[start Supplied records]
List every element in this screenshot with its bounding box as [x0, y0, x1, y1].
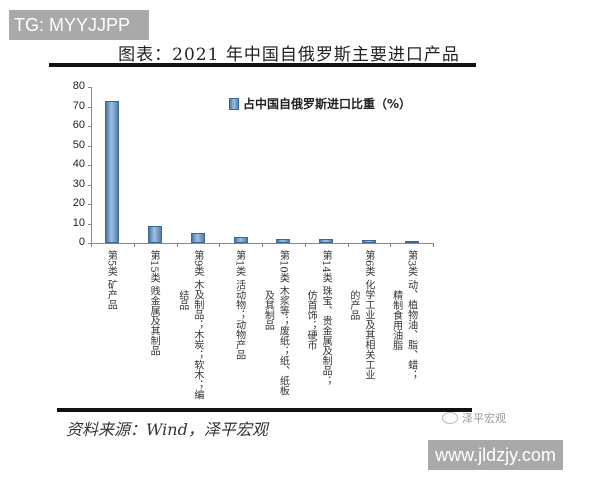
y-tick-label: 40 [72, 158, 85, 170]
y-tick-label: 10 [72, 216, 85, 229]
bar [233, 237, 248, 243]
x-tick-mark [304, 243, 306, 247]
x-label-line: 及其制品 [262, 290, 274, 330]
bottom-divider [57, 408, 472, 412]
x-tick-label: 第1类 活动物；动物产品 [233, 250, 245, 360]
x-tick-mark [390, 243, 392, 247]
legend: 占中国自俄罗斯进口比重（%） [229, 95, 411, 112]
x-label-line: 第10类 木浆等；废纸；纸、纸板 [277, 250, 289, 396]
y-tick-label: 50 [72, 138, 85, 151]
x-label-line: 的产品 [347, 290, 359, 320]
y-tick-mark [88, 106, 92, 108]
y-tick-label: 70 [72, 99, 85, 112]
y-tick-mark [88, 204, 92, 205]
legend-label: 占中国自俄罗斯进口比重（%） [243, 97, 412, 111]
x-label-line: 第14类 珠宝、贵金属及制品； [320, 250, 332, 386]
x-tick-mark [91, 243, 92, 247]
y-tick-mark [88, 243, 92, 244]
x-tick-mark [433, 243, 434, 247]
source-note: 资料来源：Wind，泽平宏观 [66, 420, 268, 439]
x-tick-label: 第3类 动、植物油、脂、蜡； 精制食用油脂 [390, 250, 417, 380]
brand-mark: 泽平宏观 [442, 410, 506, 426]
title-divider [49, 63, 476, 67]
y-tick-label: 80 [72, 80, 85, 92]
x-tick-mark [176, 243, 178, 247]
y-tick-mark [88, 165, 92, 166]
y-tick-mark [88, 145, 92, 147]
y-tick-label: 60 [72, 119, 85, 131]
x-label-line: 第6类 化学工业及其相关工业 [362, 250, 374, 380]
x-tick-mark [347, 243, 349, 247]
brand-label: 泽平宏观 [462, 412, 506, 425]
x-label-line: 仿首饰；硬币 [305, 290, 317, 350]
x-label-line: 结品 [176, 290, 188, 310]
bar [361, 240, 376, 243]
legend-swatch [229, 97, 239, 110]
x-label-line: 第15类 贱金属及其制品 [148, 250, 160, 356]
bar [105, 101, 120, 243]
watermark-top: TG: MYYJJPP [9, 10, 149, 40]
chart-title: 图表：2021 年中国自俄罗斯主要进口产品 [118, 45, 460, 65]
x-label-line: 精制食用油脂 [390, 290, 402, 350]
x-label-line: 第9类 木及制品；木炭；软木；编 [191, 250, 203, 400]
watermark-bottom: www.jldzjy.com [428, 440, 563, 470]
x-tick-label: 第9类 木及制品；木炭；软木；编 结品 [176, 250, 203, 400]
y-tick-label: 20 [72, 197, 85, 209]
x-tick-label: 第6类 化学工业及其相关工业 的产品 [347, 250, 374, 380]
x-label-line: 第5类 矿产品 [105, 250, 117, 310]
y-tick-label: 0 [78, 236, 85, 248]
bar [319, 239, 334, 243]
bar [276, 239, 291, 243]
x-tick-mark [262, 243, 263, 247]
x-tick-mark [133, 243, 135, 247]
x-label-line: 第1类 活动物；动物产品 [233, 250, 245, 360]
x-label-line: 第3类 动、植物油、脂、蜡； [405, 250, 417, 380]
y-tick-mark [88, 184, 92, 186]
bar [148, 225, 163, 243]
y-tick-mark [88, 87, 92, 88]
x-tick-label: 第10类 木浆等；废纸；纸、纸板 及其制品 [261, 250, 288, 396]
x-tick-label: 第5类 矿产品 [104, 250, 116, 310]
bar [404, 240, 419, 243]
y-tick-mark [88, 223, 92, 225]
bar [190, 233, 205, 243]
x-tick-mark [219, 243, 221, 247]
wechat-icon [442, 412, 458, 424]
x-tick-label: 第15类 贱金属及其制品 [147, 250, 159, 356]
x-tick-label: 第14类 珠宝、贵金属及制品； 仿首饰；硬币 [304, 250, 331, 386]
y-tick-mark [88, 126, 92, 127]
y-tick-label: 30 [72, 177, 85, 190]
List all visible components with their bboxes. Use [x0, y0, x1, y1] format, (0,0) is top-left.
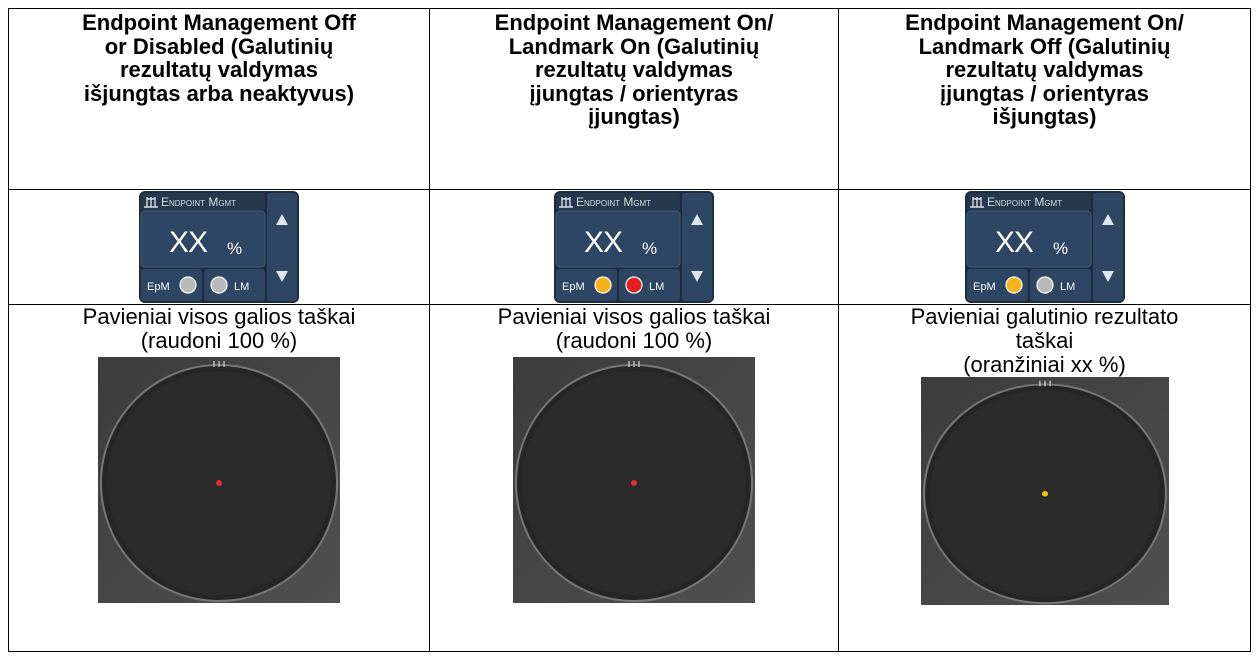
widget-value: XX — [169, 226, 208, 259]
description-line: Pavieniai visos galios taškai — [82, 304, 356, 329]
widget-cell: Endpoint Mgmt XX% EpM LM — [429, 189, 839, 305]
description-line: (raudoni 100 %) — [140, 328, 298, 353]
down-arrow — [691, 271, 703, 282]
widget-value: XX — [584, 226, 623, 259]
header-line: išjungtas arba neaktyvus) — [83, 80, 355, 106]
endpoint-widget: Endpoint Mgmt XX % EpM LM — [964, 191, 1125, 303]
mgmt-icon — [969, 197, 984, 208]
header-line: įjungtas) — [588, 104, 680, 129]
comparison-table: Endpoint Management Off or Disabled (Galu… — [8, 8, 1251, 652]
title-tab — [141, 193, 265, 211]
value-box — [140, 210, 266, 268]
header-row: Endpoint Management Off or Disabled (Galu… — [8, 8, 1251, 190]
description-line: taškai — [1015, 328, 1074, 353]
header-line: išjungtas) — [992, 104, 1097, 129]
description-line: Pavieniai galutinio rezultato — [910, 304, 1179, 329]
description-line: (oranžiniai xx %) — [963, 352, 1126, 377]
header-line: Landmark Off (Galutinių — [918, 33, 1171, 59]
lm-indicator — [1035, 276, 1054, 294]
header-line: įjungtas / orientyras — [529, 80, 739, 106]
description-line: (raudoni 100 %) — [555, 328, 713, 353]
title-tab — [556, 193, 680, 211]
header-cell: Endpoint Management On/Landmark Off (Gal… — [838, 8, 1251, 190]
title-tab — [966, 193, 1091, 211]
widget-cell: Endpoint Mgmt XX% EpM LM — [8, 189, 430, 305]
aim-dot — [1041, 491, 1048, 497]
widget-title: Endpoint Mgmt — [987, 195, 1062, 209]
up-arrow — [691, 214, 703, 225]
description-cell: Pavieniai galutinio rezultato taškai (oran… — [838, 304, 1251, 652]
scope-notch — [1038, 380, 1051, 387]
arrow-column — [1092, 193, 1123, 301]
description-cell: Pavieniai visos galios taškai (raudoni 10… — [8, 304, 430, 652]
epm-label: EpM — [147, 281, 170, 293]
widget-title: Endpoint Mgmt — [161, 195, 236, 209]
description-cell: Pavieniai visos galios taškai (raudoni 10… — [429, 304, 839, 652]
header-line: Endpoint Management On/ — [905, 10, 1184, 35]
arrow-column — [682, 193, 712, 301]
widget-title: Endpoint Mgmt — [576, 195, 651, 209]
scope-notch — [213, 361, 225, 367]
value-box — [555, 210, 681, 268]
widget-unit: % — [1053, 239, 1068, 258]
epm-label: EpM — [562, 281, 585, 293]
header-cell: Endpoint Management On/Landmark On (Galu… — [429, 8, 839, 190]
header-line: rezultatų valdymas — [945, 57, 1144, 82]
header-line: Landmark On (Galutinių — [508, 33, 760, 59]
aim-dot — [631, 480, 637, 486]
header-line: rezultatų valdymas — [119, 57, 319, 82]
arrow-column — [267, 193, 297, 301]
widget-unit: % — [642, 239, 657, 258]
scope-view — [98, 357, 340, 603]
epm-indicator — [1004, 276, 1023, 294]
lm-label: LM — [649, 281, 664, 293]
widget-unit: % — [227, 239, 242, 258]
epm-indicator — [179, 276, 197, 294]
scope-view — [920, 377, 1169, 605]
lm-label: LM — [1060, 281, 1075, 293]
description-line: Pavieniai visos galios taškai — [497, 304, 771, 329]
header-line: rezultatų valdymas — [534, 57, 734, 82]
scope-view — [513, 357, 755, 603]
aim-dot — [216, 480, 222, 486]
up-arrow — [276, 214, 288, 225]
header-line: Endpoint Management Off — [82, 10, 356, 35]
down-arrow — [1101, 271, 1114, 282]
widget-row: Endpoint Mgmt XX% EpM LM Endpoint Mgmt XX% EpM… — [8, 189, 1251, 305]
header-cell: Endpoint Management Off or Disabled (Galu… — [8, 8, 430, 190]
endpoint-widget: Endpoint Mgmt XX % EpM LM — [554, 191, 714, 303]
description-row: Pavieniai visos galios taškai (raudoni 10… — [8, 304, 1251, 652]
lm-indicator — [625, 276, 643, 294]
header-line: įjungtas / orientyras — [939, 80, 1150, 106]
widget-cell: Endpoint Mgmt XX% EpM LM — [838, 189, 1251, 305]
scope-notch — [628, 361, 640, 367]
epm-label: EpM — [973, 281, 996, 293]
header-line: or Disabled (Galutinių — [104, 33, 334, 59]
epm-indicator — [594, 276, 612, 294]
widget-value: XX — [995, 226, 1034, 259]
mgmt-icon — [144, 197, 158, 208]
header-line: Endpoint Management On/ — [494, 10, 774, 35]
lm-indicator — [210, 276, 228, 294]
endpoint-widget: Endpoint Mgmt XX % EpM LM — [139, 191, 299, 303]
value-box — [966, 210, 1091, 268]
up-arrow — [1101, 214, 1114, 225]
down-arrow — [276, 271, 288, 282]
lm-label: LM — [234, 281, 249, 293]
mgmt-icon — [559, 197, 573, 208]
[end Supplied records]
### Given problem
Reproduce the rows from the line with "y-tick-label: 40 [72, 158, 85, 170]" to the line with "x-tick-mark [433, 243, 434, 247]", swapping "bottom-divider" for "footer-divider" and leaving everything else unchanged. Give only those lines.

### Task answer
y-tick-label: 40 [72, 158, 85, 170]
y-tick-label: 10 [72, 216, 85, 229]
bar [233, 237, 248, 243]
x-tick-mark [304, 243, 306, 247]
x-label-line: 及其制品 [262, 290, 274, 330]
footer-divider [57, 408, 472, 412]
x-tick-label: 第1类 活动物；动物产品 [233, 250, 245, 360]
x-tick-mark [390, 243, 392, 247]
legend: 占中国自俄罗斯进口比重（%） [229, 95, 411, 112]
x-label-line: 第10类 木浆等；废纸；纸、纸板 [277, 250, 289, 396]
y-tick-label: 50 [72, 138, 85, 151]
x-label-line: 的产品 [347, 290, 359, 320]
y-tick-mark [88, 106, 92, 108]
y-tick-label: 70 [72, 99, 85, 112]
y-tick-mark [88, 204, 92, 205]
legend-label: 占中国自俄罗斯进口比重（%） [243, 97, 412, 111]
x-label-line: 第14类 珠宝、贵金属及制品； [320, 250, 332, 386]
x-tick-mark [91, 243, 92, 247]
y-tick-mark [88, 243, 92, 244]
x-tick-mark [433, 243, 434, 247]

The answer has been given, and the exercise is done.